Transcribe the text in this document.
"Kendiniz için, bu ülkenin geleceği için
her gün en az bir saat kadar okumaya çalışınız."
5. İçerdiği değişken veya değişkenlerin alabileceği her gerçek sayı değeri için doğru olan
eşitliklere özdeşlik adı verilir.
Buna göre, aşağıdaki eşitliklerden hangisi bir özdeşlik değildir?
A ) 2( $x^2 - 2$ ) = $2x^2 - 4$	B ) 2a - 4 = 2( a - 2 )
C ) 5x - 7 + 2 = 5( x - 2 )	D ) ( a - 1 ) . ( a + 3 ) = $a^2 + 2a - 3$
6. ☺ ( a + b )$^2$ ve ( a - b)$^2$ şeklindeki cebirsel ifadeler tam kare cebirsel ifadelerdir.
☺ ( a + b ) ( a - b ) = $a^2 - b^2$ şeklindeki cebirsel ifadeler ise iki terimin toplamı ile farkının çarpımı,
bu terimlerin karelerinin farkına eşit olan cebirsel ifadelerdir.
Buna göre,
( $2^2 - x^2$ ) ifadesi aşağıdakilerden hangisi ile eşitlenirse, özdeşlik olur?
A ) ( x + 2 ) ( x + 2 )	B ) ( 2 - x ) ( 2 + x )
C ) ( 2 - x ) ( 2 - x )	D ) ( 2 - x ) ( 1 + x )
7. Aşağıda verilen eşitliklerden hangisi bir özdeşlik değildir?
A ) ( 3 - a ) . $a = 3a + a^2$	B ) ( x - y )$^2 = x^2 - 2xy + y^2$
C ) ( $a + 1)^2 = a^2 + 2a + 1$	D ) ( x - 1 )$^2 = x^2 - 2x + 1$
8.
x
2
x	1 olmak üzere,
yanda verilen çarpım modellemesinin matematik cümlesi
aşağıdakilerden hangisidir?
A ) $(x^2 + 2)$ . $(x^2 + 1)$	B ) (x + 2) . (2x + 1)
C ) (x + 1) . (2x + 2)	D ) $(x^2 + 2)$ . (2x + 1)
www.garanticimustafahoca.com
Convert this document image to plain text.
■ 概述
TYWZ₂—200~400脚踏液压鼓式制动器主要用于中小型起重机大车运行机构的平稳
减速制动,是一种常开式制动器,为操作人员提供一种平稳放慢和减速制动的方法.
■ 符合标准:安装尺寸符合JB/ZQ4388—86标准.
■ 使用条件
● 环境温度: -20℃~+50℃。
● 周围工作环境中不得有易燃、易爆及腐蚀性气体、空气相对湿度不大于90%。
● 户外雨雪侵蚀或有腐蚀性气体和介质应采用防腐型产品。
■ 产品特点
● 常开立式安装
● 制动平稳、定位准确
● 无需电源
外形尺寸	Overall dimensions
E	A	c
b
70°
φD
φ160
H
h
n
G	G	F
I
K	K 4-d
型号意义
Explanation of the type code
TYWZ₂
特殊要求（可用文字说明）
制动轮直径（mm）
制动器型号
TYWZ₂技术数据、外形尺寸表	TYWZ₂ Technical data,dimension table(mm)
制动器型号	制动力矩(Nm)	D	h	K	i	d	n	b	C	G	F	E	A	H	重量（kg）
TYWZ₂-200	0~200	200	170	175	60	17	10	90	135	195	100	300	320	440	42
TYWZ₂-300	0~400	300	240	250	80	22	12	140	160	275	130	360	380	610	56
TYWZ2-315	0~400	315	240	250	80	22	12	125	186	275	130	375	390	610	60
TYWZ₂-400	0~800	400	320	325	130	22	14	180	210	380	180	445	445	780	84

> [Set exercise]: Filter the records above for lines containing the word "Buna", and copy those lines.

> [Solution to this task]:
Buna göre, aşağıdaki eşitliklerden hangisi bir özdeşlik değildir?
Buna göre,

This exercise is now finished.